## What the task requires
Where a line contains the word "Función", copy that line in full.

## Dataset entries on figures
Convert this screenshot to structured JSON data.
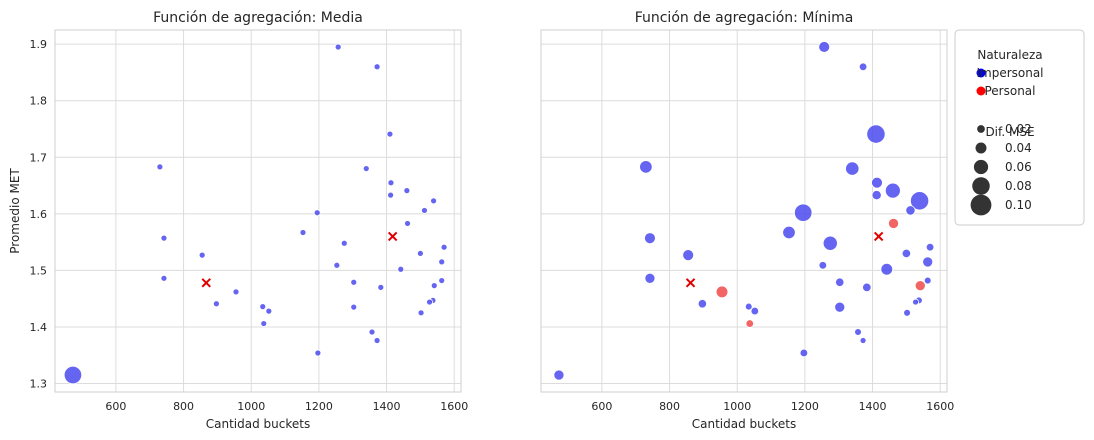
{
  "chart_data": [
    {
      "type": "scatter",
      "title": "Función de agregación: Media",
      "xlabel": "Cantidad buckets",
      "ylabel": "Promedio MET",
      "xlim": [
        420,
        1620
      ],
      "ylim": [
        1.285,
        1.925
      ],
      "xticks": [
        600,
        800,
        1000,
        1200,
        1400,
        1600
      ],
      "yticks": [
        1.3,
        1.4,
        1.5,
        1.6,
        1.7,
        1.8,
        1.9
      ],
      "grid": true,
      "points": [
        {
          "x": 1257,
          "y": 1.895,
          "naturaleza": "Impersonal",
          "dif_mse": 0.01
        },
        {
          "x": 1372,
          "y": 1.86,
          "naturaleza": "Impersonal",
          "dif_mse": 0.01
        },
        {
          "x": 1410,
          "y": 1.741,
          "naturaleza": "Impersonal",
          "dif_mse": 0.01
        },
        {
          "x": 730,
          "y": 1.683,
          "naturaleza": "Impersonal",
          "dif_mse": 0.01
        },
        {
          "x": 1340,
          "y": 1.68,
          "naturaleza": "Impersonal",
          "dif_mse": 0.01
        },
        {
          "x": 1413,
          "y": 1.655,
          "naturaleza": "Impersonal",
          "dif_mse": 0.01
        },
        {
          "x": 1460,
          "y": 1.641,
          "naturaleza": "Impersonal",
          "dif_mse": 0.01
        },
        {
          "x": 1412,
          "y": 1.633,
          "naturaleza": "Impersonal",
          "dif_mse": 0.01
        },
        {
          "x": 1539,
          "y": 1.623,
          "naturaleza": "Impersonal",
          "dif_mse": 0.01
        },
        {
          "x": 1512,
          "y": 1.606,
          "naturaleza": "Impersonal",
          "dif_mse": 0.01
        },
        {
          "x": 1195,
          "y": 1.602,
          "naturaleza": "Impersonal",
          "dif_mse": 0.01
        },
        {
          "x": 1462,
          "y": 1.583,
          "naturaleza": "Impersonal",
          "dif_mse": 0.01
        },
        {
          "x": 1153,
          "y": 1.567,
          "naturaleza": "Impersonal",
          "dif_mse": 0.01
        },
        {
          "x": 742,
          "y": 1.557,
          "naturaleza": "Impersonal",
          "dif_mse": 0.01
        },
        {
          "x": 1275,
          "y": 1.548,
          "naturaleza": "Impersonal",
          "dif_mse": 0.01
        },
        {
          "x": 1570,
          "y": 1.541,
          "naturaleza": "Impersonal",
          "dif_mse": 0.01
        },
        {
          "x": 1500,
          "y": 1.53,
          "naturaleza": "Impersonal",
          "dif_mse": 0.01
        },
        {
          "x": 855,
          "y": 1.527,
          "naturaleza": "Impersonal",
          "dif_mse": 0.01
        },
        {
          "x": 1563,
          "y": 1.515,
          "naturaleza": "Impersonal",
          "dif_mse": 0.01
        },
        {
          "x": 1253,
          "y": 1.509,
          "naturaleza": "Impersonal",
          "dif_mse": 0.01
        },
        {
          "x": 1442,
          "y": 1.502,
          "naturaleza": "Impersonal",
          "dif_mse": 0.01
        },
        {
          "x": 742,
          "y": 1.486,
          "naturaleza": "Impersonal",
          "dif_mse": 0.01
        },
        {
          "x": 1563,
          "y": 1.482,
          "naturaleza": "Impersonal",
          "dif_mse": 0.01
        },
        {
          "x": 1303,
          "y": 1.479,
          "naturaleza": "Impersonal",
          "dif_mse": 0.01
        },
        {
          "x": 1541,
          "y": 1.473,
          "naturaleza": "Impersonal",
          "dif_mse": 0.01
        },
        {
          "x": 1383,
          "y": 1.47,
          "naturaleza": "Impersonal",
          "dif_mse": 0.01
        },
        {
          "x": 955,
          "y": 1.462,
          "naturaleza": "Impersonal",
          "dif_mse": 0.01
        },
        {
          "x": 1537,
          "y": 1.447,
          "naturaleza": "Impersonal",
          "dif_mse": 0.01
        },
        {
          "x": 1527,
          "y": 1.444,
          "naturaleza": "Impersonal",
          "dif_mse": 0.01
        },
        {
          "x": 897,
          "y": 1.441,
          "naturaleza": "Impersonal",
          "dif_mse": 0.01
        },
        {
          "x": 1034,
          "y": 1.436,
          "naturaleza": "Impersonal",
          "dif_mse": 0.01
        },
        {
          "x": 1303,
          "y": 1.435,
          "naturaleza": "Impersonal",
          "dif_mse": 0.01
        },
        {
          "x": 1052,
          "y": 1.428,
          "naturaleza": "Impersonal",
          "dif_mse": 0.01
        },
        {
          "x": 1502,
          "y": 1.425,
          "naturaleza": "Impersonal",
          "dif_mse": 0.01
        },
        {
          "x": 1037,
          "y": 1.406,
          "naturaleza": "Impersonal",
          "dif_mse": 0.01
        },
        {
          "x": 1357,
          "y": 1.391,
          "naturaleza": "Impersonal",
          "dif_mse": 0.01
        },
        {
          "x": 1372,
          "y": 1.376,
          "naturaleza": "Impersonal",
          "dif_mse": 0.01
        },
        {
          "x": 1197,
          "y": 1.354,
          "naturaleza": "Impersonal",
          "dif_mse": 0.01
        },
        {
          "x": 473,
          "y": 1.315,
          "naturaleza": "Impersonal",
          "dif_mse": 0.08
        }
      ],
      "markers": [
        {
          "x": 867,
          "y": 1.478,
          "color": "#e00000"
        },
        {
          "x": 1418,
          "y": 1.56,
          "color": "#e00000"
        }
      ]
    },
    {
      "type": "scatter",
      "title": "Función de agregación: Mínima",
      "xlabel": "Cantidad buckets",
      "xlim": [
        420,
        1620
      ],
      "ylim": [
        1.285,
        1.925
      ],
      "xticks": [
        600,
        800,
        1000,
        1200,
        1400,
        1600
      ],
      "yticks": [
        1.3,
        1.4,
        1.5,
        1.6,
        1.7,
        1.8,
        1.9
      ],
      "grid": true,
      "points": [
        {
          "x": 1257,
          "y": 1.895,
          "naturaleza": "Impersonal",
          "dif_mse": 0.04
        },
        {
          "x": 1372,
          "y": 1.86,
          "naturaleza": "Impersonal",
          "dif_mse": 0.02
        },
        {
          "x": 1410,
          "y": 1.741,
          "naturaleza": "Impersonal",
          "dif_mse": 0.085
        },
        {
          "x": 730,
          "y": 1.683,
          "naturaleza": "Impersonal",
          "dif_mse": 0.05
        },
        {
          "x": 1340,
          "y": 1.68,
          "naturaleza": "Impersonal",
          "dif_mse": 0.055
        },
        {
          "x": 1413,
          "y": 1.655,
          "naturaleza": "Impersonal",
          "dif_mse": 0.04
        },
        {
          "x": 1460,
          "y": 1.641,
          "naturaleza": "Impersonal",
          "dif_mse": 0.065
        },
        {
          "x": 1412,
          "y": 1.633,
          "naturaleza": "Impersonal",
          "dif_mse": 0.03
        },
        {
          "x": 1539,
          "y": 1.623,
          "naturaleza": "Impersonal",
          "dif_mse": 0.085
        },
        {
          "x": 1512,
          "y": 1.606,
          "naturaleza": "Impersonal",
          "dif_mse": 0.03
        },
        {
          "x": 1195,
          "y": 1.602,
          "naturaleza": "Impersonal",
          "dif_mse": 0.08
        },
        {
          "x": 1462,
          "y": 1.583,
          "naturaleza": "Personal",
          "dif_mse": 0.035
        },
        {
          "x": 1153,
          "y": 1.567,
          "naturaleza": "Impersonal",
          "dif_mse": 0.05
        },
        {
          "x": 742,
          "y": 1.557,
          "naturaleza": "Impersonal",
          "dif_mse": 0.04
        },
        {
          "x": 1275,
          "y": 1.548,
          "naturaleza": "Impersonal",
          "dif_mse": 0.06
        },
        {
          "x": 1570,
          "y": 1.541,
          "naturaleza": "Impersonal",
          "dif_mse": 0.02
        },
        {
          "x": 1500,
          "y": 1.53,
          "naturaleza": "Impersonal",
          "dif_mse": 0.025
        },
        {
          "x": 855,
          "y": 1.527,
          "naturaleza": "Impersonal",
          "dif_mse": 0.04
        },
        {
          "x": 1563,
          "y": 1.515,
          "naturaleza": "Impersonal",
          "dif_mse": 0.035
        },
        {
          "x": 1253,
          "y": 1.509,
          "naturaleza": "Impersonal",
          "dif_mse": 0.02
        },
        {
          "x": 1442,
          "y": 1.502,
          "naturaleza": "Impersonal",
          "dif_mse": 0.045
        },
        {
          "x": 742,
          "y": 1.486,
          "naturaleza": "Impersonal",
          "dif_mse": 0.035
        },
        {
          "x": 1563,
          "y": 1.482,
          "naturaleza": "Impersonal",
          "dif_mse": 0.015
        },
        {
          "x": 1303,
          "y": 1.479,
          "naturaleza": "Impersonal",
          "dif_mse": 0.025
        },
        {
          "x": 1541,
          "y": 1.473,
          "naturaleza": "Personal",
          "dif_mse": 0.035
        },
        {
          "x": 1383,
          "y": 1.47,
          "naturaleza": "Impersonal",
          "dif_mse": 0.025
        },
        {
          "x": 955,
          "y": 1.462,
          "naturaleza": "Personal",
          "dif_mse": 0.045
        },
        {
          "x": 1537,
          "y": 1.447,
          "naturaleza": "Impersonal",
          "dif_mse": 0.015
        },
        {
          "x": 1527,
          "y": 1.444,
          "naturaleza": "Impersonal",
          "dif_mse": 0.01
        },
        {
          "x": 897,
          "y": 1.441,
          "naturaleza": "Impersonal",
          "dif_mse": 0.025
        },
        {
          "x": 1034,
          "y": 1.436,
          "naturaleza": "Impersonal",
          "dif_mse": 0.015
        },
        {
          "x": 1303,
          "y": 1.435,
          "naturaleza": "Impersonal",
          "dif_mse": 0.035
        },
        {
          "x": 1052,
          "y": 1.428,
          "naturaleza": "Impersonal",
          "dif_mse": 0.02
        },
        {
          "x": 1502,
          "y": 1.425,
          "naturaleza": "Impersonal",
          "dif_mse": 0.015
        },
        {
          "x": 1037,
          "y": 1.406,
          "naturaleza": "Personal",
          "dif_mse": 0.02
        },
        {
          "x": 1357,
          "y": 1.391,
          "naturaleza": "Impersonal",
          "dif_mse": 0.015
        },
        {
          "x": 1372,
          "y": 1.376,
          "naturaleza": "Impersonal",
          "dif_mse": 0.01
        },
        {
          "x": 1197,
          "y": 1.354,
          "naturaleza": "Impersonal",
          "dif_mse": 0.02
        },
        {
          "x": 473,
          "y": 1.315,
          "naturaleza": "Impersonal",
          "dif_mse": 0.035
        }
      ],
      "markers": [
        {
          "x": 862,
          "y": 1.478,
          "color": "#e00000"
        },
        {
          "x": 1418,
          "y": 1.56,
          "color": "#e00000"
        }
      ]
    }
  ],
  "legend": {
    "placement": "right",
    "hue_title": "Naturaleza",
    "hue_items": [
      {
        "label": "Impersonal",
        "color": "#0000ff"
      },
      {
        "label": "Personal",
        "color": "#ff0000"
      }
    ],
    "size_title": "Dif. MSE",
    "size_items": [
      {
        "label": "0.02",
        "value": 0.02
      },
      {
        "label": "0.04",
        "value": 0.04
      },
      {
        "label": "0.06",
        "value": 0.06
      },
      {
        "label": "0.08",
        "value": 0.08
      },
      {
        "label": "0.10",
        "value": 0.1
      }
    ]
  },
  "colors": {
    "Impersonal": "#4a4af0",
    "Personal": "#f04a4a",
    "marker_x": "#e00000"
  }
}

## Solved problem
      "title": "Función de agregación: Media",
      "title": "Función de agregación: Mínima",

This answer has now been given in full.